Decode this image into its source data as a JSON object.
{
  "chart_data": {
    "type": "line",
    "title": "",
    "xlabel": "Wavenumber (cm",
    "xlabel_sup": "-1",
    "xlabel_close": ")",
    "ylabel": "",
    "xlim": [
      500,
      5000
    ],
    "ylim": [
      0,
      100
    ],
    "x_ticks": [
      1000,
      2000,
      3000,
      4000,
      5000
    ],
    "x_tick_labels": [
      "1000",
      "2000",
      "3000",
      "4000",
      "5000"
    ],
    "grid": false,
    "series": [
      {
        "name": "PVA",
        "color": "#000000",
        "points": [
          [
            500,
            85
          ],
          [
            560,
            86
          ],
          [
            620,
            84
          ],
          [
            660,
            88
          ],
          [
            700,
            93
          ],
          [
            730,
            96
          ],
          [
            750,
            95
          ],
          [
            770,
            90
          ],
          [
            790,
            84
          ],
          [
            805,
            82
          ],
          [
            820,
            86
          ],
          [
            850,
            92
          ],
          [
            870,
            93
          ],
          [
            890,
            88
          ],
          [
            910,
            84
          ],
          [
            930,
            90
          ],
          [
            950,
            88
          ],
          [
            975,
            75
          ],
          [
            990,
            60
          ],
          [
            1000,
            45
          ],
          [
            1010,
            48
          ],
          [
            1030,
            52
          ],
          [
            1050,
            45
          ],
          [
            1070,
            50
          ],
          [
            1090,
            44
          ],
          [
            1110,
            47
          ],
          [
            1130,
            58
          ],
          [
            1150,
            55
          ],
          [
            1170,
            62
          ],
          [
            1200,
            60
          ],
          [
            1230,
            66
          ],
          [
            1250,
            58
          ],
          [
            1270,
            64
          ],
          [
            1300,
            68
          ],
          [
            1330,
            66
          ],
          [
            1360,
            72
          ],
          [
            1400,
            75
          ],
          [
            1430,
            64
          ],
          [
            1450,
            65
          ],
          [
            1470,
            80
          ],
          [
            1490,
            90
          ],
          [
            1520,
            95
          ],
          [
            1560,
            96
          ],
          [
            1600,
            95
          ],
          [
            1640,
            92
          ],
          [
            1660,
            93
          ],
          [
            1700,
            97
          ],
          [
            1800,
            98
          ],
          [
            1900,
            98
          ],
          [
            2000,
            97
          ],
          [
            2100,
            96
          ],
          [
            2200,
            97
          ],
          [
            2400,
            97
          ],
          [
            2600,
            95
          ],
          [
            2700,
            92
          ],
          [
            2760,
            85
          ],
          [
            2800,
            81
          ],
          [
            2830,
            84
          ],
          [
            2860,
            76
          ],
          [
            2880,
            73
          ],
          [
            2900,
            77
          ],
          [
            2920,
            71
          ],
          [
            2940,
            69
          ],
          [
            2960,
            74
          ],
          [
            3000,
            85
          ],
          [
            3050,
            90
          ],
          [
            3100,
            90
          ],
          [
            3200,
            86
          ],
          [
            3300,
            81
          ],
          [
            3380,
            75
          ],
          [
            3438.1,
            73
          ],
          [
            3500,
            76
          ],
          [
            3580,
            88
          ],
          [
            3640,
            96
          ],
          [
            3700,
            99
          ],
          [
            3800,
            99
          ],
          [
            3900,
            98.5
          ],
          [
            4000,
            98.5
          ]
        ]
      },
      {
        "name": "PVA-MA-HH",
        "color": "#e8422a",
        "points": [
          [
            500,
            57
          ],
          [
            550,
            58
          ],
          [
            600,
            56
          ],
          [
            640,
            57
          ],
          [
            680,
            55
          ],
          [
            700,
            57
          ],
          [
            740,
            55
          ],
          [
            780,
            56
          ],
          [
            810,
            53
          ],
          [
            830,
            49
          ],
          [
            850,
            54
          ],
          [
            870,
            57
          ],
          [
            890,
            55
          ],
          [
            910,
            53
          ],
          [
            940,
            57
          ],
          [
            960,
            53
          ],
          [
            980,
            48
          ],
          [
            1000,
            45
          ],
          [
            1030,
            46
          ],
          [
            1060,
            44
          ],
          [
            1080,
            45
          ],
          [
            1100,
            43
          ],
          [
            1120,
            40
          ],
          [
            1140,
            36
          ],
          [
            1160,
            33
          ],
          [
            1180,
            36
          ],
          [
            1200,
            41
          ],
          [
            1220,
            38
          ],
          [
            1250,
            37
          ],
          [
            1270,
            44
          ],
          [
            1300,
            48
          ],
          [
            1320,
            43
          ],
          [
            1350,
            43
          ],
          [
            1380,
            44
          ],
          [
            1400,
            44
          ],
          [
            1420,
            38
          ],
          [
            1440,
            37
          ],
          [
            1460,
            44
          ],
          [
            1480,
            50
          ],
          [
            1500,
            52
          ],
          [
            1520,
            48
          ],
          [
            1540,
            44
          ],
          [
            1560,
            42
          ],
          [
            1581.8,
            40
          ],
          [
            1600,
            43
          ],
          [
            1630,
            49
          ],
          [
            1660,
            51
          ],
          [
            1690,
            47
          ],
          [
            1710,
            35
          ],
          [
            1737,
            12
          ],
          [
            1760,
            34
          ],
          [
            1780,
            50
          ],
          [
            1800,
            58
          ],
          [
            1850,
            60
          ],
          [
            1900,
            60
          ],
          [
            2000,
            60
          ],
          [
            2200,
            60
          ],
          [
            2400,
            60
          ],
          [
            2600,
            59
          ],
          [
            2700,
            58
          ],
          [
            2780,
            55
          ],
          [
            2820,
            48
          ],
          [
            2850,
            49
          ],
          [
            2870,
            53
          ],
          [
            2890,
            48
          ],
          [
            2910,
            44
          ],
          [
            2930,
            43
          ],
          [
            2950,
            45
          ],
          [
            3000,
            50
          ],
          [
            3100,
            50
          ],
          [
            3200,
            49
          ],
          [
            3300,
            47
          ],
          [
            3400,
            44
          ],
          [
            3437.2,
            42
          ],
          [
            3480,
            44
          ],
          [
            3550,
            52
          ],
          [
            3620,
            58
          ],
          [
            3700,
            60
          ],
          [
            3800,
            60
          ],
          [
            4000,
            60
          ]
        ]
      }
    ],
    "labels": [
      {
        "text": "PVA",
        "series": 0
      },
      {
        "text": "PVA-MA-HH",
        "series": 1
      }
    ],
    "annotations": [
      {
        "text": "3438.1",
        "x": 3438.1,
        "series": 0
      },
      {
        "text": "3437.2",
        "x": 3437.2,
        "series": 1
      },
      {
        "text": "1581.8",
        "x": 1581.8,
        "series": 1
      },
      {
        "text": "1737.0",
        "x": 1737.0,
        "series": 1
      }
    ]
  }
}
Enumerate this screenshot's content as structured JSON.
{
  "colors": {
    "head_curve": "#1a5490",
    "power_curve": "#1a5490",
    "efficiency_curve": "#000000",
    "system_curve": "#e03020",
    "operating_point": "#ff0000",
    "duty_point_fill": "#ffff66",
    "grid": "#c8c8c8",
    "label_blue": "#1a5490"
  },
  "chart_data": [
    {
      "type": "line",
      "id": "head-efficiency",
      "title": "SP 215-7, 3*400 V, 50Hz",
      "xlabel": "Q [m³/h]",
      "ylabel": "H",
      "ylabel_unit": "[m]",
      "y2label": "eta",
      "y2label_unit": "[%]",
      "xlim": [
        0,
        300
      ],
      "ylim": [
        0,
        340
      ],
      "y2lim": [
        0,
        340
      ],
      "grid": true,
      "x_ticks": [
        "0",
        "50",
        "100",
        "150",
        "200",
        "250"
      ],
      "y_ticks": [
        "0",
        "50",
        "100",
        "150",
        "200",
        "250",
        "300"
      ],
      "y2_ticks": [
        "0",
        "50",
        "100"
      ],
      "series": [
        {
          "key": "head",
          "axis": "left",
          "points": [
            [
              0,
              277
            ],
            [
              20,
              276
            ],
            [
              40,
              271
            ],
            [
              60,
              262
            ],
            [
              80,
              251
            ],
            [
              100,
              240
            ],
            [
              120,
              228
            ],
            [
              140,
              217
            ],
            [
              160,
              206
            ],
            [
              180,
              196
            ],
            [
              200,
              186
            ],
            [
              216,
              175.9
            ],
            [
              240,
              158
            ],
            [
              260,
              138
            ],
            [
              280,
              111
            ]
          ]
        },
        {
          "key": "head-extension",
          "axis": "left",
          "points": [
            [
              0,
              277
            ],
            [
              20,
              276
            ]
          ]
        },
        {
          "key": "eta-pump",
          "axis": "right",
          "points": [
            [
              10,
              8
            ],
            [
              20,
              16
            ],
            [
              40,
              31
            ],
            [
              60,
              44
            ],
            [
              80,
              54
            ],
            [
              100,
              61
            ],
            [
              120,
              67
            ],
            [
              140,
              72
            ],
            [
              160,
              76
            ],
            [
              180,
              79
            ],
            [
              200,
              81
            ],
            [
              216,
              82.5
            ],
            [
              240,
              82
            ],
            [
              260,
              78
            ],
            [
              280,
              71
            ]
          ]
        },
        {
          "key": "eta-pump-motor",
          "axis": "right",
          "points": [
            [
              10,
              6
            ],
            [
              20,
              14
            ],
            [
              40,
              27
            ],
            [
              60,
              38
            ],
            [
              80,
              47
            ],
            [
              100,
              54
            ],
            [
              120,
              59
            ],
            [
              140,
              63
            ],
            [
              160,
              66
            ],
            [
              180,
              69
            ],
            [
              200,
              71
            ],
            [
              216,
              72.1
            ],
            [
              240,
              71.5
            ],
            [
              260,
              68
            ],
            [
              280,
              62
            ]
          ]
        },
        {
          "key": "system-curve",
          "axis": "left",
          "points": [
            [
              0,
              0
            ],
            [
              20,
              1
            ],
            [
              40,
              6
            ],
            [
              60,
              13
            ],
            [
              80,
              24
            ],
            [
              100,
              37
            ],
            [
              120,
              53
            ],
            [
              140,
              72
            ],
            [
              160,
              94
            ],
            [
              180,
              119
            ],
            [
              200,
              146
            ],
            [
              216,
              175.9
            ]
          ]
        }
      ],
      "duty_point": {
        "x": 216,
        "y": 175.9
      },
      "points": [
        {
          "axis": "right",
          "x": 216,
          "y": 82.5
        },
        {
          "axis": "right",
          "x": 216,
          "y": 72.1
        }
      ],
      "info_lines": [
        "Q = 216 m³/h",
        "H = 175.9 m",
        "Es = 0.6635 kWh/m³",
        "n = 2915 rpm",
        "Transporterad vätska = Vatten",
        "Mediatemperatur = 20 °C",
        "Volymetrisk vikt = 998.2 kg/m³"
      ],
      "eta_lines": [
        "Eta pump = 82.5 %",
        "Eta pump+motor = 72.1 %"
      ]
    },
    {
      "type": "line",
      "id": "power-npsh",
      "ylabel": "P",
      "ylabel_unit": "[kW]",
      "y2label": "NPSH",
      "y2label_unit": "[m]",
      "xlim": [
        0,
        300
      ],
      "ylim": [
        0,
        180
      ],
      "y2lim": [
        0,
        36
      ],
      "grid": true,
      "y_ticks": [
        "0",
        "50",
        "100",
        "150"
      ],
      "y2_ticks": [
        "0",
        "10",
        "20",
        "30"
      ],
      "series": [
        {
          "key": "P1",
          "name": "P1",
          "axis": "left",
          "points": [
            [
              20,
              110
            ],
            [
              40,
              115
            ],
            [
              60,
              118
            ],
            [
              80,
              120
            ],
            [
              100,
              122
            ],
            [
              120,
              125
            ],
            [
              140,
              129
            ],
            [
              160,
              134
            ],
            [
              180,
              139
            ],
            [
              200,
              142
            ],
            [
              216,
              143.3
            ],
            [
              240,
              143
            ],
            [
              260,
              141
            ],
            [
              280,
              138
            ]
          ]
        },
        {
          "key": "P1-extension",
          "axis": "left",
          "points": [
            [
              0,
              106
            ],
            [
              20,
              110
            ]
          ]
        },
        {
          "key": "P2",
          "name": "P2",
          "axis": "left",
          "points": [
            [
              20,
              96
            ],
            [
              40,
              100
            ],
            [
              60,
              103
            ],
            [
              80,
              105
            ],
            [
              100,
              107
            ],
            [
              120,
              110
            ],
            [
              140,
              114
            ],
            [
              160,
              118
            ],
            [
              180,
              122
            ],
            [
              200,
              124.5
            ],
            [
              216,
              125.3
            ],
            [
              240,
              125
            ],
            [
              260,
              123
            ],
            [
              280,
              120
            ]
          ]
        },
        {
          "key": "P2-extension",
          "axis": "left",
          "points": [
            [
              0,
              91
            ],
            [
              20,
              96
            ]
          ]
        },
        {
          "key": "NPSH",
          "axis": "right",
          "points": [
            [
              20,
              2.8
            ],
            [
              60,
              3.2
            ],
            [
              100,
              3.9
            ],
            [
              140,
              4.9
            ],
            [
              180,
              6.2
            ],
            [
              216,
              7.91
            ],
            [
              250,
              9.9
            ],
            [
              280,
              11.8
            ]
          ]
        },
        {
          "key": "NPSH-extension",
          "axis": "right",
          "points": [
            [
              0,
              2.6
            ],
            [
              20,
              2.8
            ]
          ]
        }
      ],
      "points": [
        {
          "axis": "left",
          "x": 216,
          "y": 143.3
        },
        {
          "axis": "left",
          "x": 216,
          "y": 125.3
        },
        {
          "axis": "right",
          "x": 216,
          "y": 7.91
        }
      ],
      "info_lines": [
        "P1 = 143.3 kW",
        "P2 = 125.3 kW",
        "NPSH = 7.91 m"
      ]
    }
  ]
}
● ● ●
■ GIVEN TASK
Select every line above that contains the word "this", and copy it.

■ RESPONSE BELOW
Decode this image into its source data as a JSON object.
Enumerate this screenshot's content as structured JSON.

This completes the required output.